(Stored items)

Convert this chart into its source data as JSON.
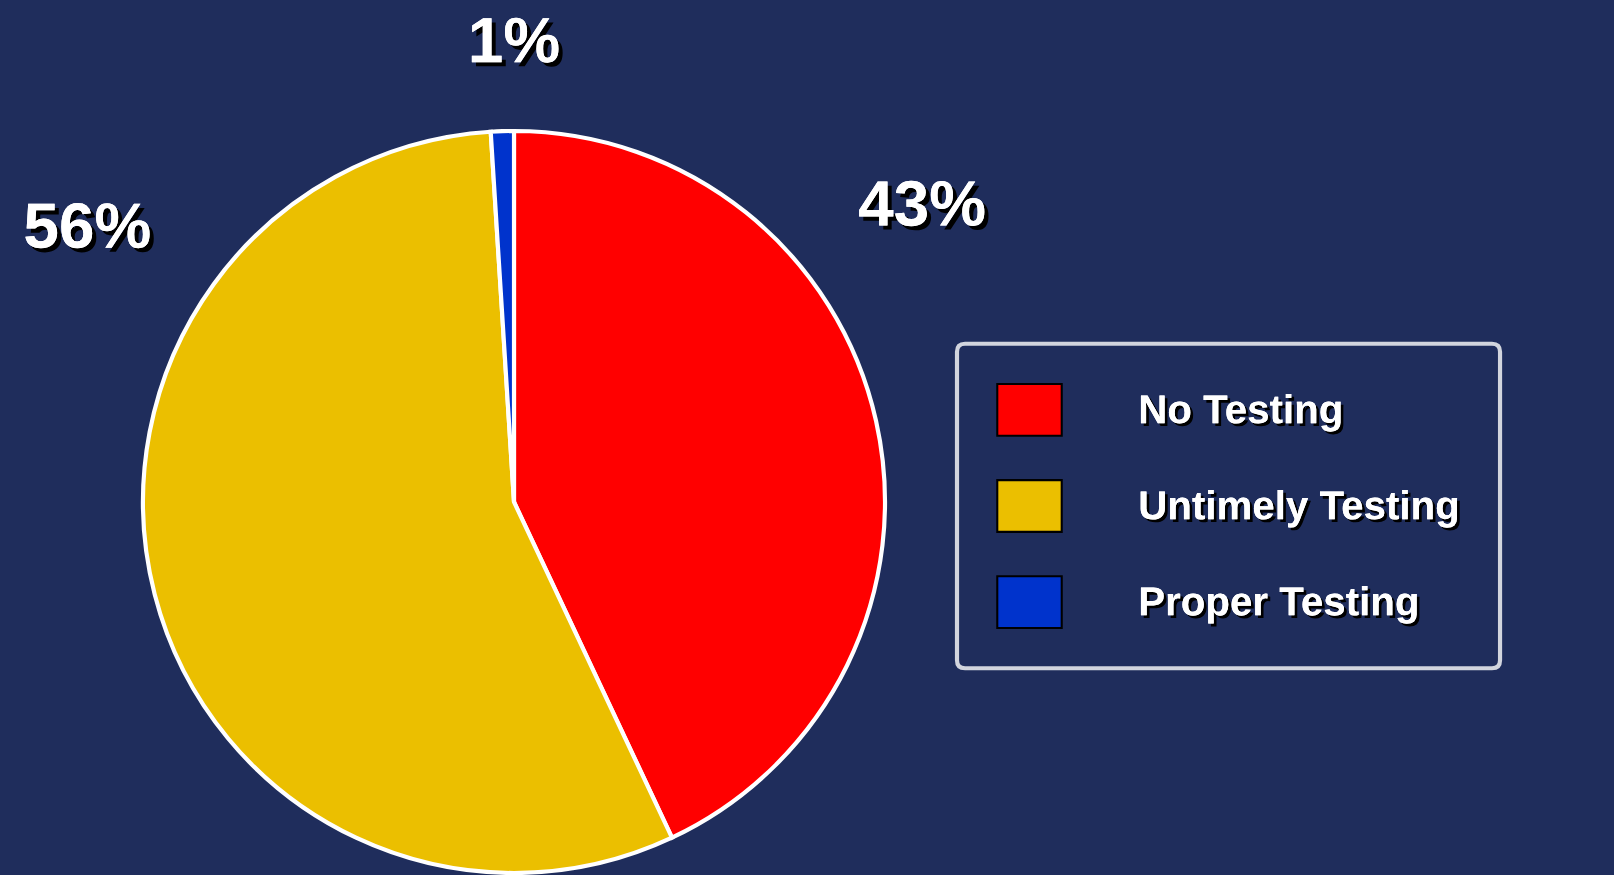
{
  "chart_data": {
    "type": "pie",
    "categories": [
      "No Testing",
      "Untimely Testing",
      "Proper Testing"
    ],
    "values": [
      43,
      56,
      1
    ],
    "colors": [
      "#ff0000",
      "#ebbf00",
      "#0033cc"
    ],
    "value_labels": [
      "43%",
      "56%",
      "1%"
    ],
    "legend": "right"
  }
}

**Set task:** Copy each line above precisely, dropping the pictures.

**Response:**
Convert this chart into its source data as JSON.
{
  "chart_data": {
    "type": "pie",
    "categories": [
      "No Testing",
      "Untimely Testing",
      "Proper Testing"
    ],
    "values": [
      43,
      56,
      1
    ],
    "colors": [
      "#ff0000",
      "#ebbf00",
      "#0033cc"
    ],
    "value_labels": [
      "43%",
      "56%",
      "1%"
    ],
    "legend": "right"
  }
}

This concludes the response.